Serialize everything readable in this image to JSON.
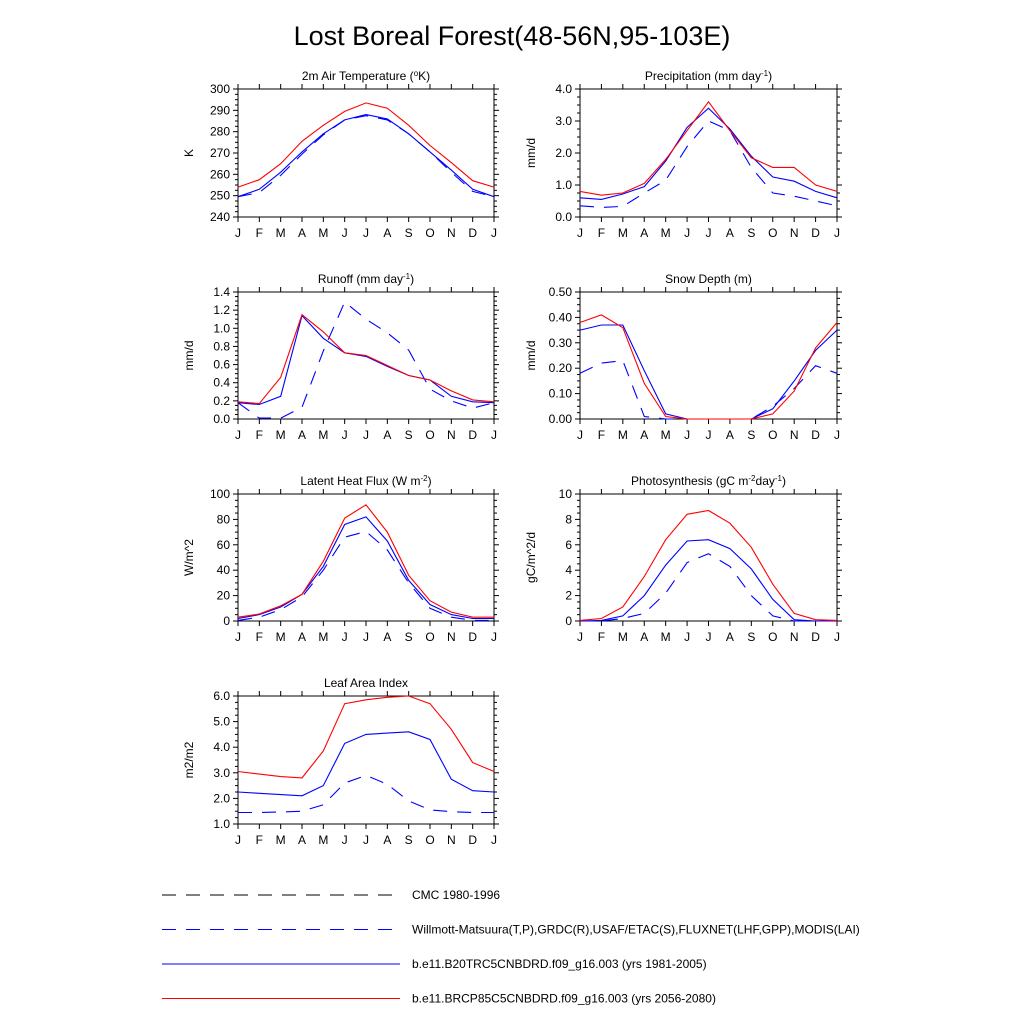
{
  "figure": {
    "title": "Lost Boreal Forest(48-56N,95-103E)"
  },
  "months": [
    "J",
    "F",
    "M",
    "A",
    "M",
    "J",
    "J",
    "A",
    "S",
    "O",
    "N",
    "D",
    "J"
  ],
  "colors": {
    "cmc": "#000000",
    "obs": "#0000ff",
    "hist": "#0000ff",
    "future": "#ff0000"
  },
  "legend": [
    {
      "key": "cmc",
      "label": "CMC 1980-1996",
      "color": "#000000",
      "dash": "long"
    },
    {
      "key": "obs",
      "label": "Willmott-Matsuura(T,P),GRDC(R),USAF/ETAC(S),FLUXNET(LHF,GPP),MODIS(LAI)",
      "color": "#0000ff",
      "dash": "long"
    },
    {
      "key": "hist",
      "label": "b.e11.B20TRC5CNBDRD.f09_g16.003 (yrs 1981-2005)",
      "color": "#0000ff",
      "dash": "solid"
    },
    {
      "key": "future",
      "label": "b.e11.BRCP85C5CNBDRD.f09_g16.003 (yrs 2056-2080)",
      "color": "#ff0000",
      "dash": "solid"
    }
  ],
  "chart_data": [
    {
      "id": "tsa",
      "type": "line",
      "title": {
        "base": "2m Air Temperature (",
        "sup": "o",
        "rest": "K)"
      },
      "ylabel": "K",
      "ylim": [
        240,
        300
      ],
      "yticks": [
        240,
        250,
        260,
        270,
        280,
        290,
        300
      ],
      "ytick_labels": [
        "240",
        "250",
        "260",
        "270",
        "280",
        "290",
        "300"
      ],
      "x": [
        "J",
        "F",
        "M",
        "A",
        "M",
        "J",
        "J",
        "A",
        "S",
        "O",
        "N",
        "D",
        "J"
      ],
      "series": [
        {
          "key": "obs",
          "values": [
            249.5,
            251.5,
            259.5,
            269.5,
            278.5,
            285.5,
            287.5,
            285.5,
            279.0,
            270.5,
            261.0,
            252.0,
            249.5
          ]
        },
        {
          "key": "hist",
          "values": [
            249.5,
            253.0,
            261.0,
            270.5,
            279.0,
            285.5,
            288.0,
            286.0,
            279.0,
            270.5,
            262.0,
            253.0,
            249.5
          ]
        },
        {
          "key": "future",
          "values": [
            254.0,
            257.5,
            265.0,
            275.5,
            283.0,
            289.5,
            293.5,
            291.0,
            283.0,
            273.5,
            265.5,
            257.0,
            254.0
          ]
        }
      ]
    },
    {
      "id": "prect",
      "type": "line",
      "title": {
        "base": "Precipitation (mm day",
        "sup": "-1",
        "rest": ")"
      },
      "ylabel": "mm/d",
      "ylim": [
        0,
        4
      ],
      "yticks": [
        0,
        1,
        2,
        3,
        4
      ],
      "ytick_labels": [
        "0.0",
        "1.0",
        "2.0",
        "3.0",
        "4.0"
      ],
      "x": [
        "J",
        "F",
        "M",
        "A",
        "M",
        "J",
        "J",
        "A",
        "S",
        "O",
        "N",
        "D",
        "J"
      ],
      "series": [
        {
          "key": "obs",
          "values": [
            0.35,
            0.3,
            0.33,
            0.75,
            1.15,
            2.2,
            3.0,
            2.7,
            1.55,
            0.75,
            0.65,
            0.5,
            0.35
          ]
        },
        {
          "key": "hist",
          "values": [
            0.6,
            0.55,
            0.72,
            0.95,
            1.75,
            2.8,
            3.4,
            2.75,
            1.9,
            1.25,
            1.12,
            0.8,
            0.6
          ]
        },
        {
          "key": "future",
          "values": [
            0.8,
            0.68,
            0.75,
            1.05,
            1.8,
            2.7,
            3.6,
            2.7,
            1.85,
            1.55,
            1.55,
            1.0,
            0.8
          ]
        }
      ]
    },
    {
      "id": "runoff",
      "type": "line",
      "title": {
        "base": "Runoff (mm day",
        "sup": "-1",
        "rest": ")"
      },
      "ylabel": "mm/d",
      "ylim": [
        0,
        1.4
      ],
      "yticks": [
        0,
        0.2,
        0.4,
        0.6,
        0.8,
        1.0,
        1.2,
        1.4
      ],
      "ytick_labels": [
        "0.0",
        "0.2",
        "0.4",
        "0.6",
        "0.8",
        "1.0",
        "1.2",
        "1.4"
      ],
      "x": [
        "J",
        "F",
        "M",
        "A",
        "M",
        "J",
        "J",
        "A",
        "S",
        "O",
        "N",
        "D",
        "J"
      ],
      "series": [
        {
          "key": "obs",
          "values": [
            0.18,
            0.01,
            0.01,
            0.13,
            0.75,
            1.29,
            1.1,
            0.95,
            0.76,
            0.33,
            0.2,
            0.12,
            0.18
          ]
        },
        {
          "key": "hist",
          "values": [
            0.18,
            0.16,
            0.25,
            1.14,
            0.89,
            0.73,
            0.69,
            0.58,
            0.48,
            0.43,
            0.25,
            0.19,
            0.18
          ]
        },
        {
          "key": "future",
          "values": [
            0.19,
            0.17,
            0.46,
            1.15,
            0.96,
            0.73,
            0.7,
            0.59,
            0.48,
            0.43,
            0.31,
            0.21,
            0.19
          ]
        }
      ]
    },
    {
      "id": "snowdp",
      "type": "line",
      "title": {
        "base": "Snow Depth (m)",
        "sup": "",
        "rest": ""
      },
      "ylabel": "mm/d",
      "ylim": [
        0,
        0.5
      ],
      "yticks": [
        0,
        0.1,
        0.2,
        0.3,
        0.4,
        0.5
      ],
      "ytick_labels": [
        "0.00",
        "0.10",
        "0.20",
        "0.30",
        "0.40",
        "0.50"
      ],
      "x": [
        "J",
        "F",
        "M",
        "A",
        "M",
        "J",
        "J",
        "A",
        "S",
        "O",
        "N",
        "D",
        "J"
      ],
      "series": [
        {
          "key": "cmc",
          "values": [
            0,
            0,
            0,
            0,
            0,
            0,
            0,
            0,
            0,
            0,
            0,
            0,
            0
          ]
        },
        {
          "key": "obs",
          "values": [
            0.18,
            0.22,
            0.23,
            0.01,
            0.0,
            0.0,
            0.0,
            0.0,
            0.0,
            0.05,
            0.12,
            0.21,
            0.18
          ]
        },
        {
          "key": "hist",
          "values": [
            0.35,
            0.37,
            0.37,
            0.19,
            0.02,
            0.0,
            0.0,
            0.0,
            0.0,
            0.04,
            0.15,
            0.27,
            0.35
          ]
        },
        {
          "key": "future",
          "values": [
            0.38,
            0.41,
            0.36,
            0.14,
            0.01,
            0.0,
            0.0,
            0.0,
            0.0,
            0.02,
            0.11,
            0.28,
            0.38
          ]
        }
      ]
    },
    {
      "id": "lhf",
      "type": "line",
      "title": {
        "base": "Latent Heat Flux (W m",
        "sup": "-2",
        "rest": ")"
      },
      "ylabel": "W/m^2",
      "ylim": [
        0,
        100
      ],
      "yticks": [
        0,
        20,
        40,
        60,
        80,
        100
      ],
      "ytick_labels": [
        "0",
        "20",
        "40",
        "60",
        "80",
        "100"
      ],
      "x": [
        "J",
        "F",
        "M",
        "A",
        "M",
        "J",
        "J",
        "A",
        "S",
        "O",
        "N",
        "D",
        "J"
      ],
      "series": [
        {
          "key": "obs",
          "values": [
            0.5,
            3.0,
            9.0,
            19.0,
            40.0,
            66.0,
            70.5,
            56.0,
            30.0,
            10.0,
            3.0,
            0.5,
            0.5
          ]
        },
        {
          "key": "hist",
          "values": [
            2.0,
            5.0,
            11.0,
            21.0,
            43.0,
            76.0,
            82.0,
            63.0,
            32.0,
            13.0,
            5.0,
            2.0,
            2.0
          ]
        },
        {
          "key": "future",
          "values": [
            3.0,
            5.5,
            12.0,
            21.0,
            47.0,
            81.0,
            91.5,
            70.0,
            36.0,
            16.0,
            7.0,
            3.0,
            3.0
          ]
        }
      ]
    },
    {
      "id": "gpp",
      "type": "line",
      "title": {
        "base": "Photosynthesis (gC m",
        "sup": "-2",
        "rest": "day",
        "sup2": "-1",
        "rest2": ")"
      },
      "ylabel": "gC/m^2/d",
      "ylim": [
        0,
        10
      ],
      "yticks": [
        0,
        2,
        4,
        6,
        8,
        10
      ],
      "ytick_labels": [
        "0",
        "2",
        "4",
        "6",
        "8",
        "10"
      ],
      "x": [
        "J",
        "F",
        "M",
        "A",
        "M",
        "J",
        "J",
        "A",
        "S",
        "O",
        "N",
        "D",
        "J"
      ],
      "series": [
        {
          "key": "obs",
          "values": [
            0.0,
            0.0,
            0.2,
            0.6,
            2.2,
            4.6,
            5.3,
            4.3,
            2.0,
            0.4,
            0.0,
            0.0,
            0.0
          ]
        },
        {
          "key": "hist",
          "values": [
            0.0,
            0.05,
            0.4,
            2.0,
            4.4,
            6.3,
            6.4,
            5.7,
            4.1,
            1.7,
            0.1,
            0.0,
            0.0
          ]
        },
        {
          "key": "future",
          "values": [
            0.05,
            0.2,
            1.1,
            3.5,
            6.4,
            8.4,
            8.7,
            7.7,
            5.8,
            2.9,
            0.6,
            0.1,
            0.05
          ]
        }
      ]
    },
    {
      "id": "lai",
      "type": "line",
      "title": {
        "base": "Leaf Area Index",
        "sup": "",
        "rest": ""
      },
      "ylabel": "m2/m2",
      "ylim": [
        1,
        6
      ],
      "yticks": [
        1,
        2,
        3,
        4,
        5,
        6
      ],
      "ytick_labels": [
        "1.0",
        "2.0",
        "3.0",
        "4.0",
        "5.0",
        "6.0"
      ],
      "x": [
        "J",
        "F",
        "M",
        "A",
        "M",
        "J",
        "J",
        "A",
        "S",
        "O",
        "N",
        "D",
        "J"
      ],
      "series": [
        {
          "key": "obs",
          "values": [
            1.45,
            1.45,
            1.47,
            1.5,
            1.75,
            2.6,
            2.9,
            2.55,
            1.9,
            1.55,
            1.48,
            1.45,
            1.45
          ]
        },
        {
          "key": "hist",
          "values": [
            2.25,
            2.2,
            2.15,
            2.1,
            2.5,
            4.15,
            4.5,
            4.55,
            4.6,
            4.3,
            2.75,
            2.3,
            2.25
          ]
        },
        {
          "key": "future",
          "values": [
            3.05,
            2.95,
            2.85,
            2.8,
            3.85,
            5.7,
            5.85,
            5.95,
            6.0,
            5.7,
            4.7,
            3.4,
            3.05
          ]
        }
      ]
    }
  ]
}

.....

**EXERCISE BRIEF**
Give the number of lines containing the word "ylabel". No other answer is needed.

**EXERCISE SOLUTION**
7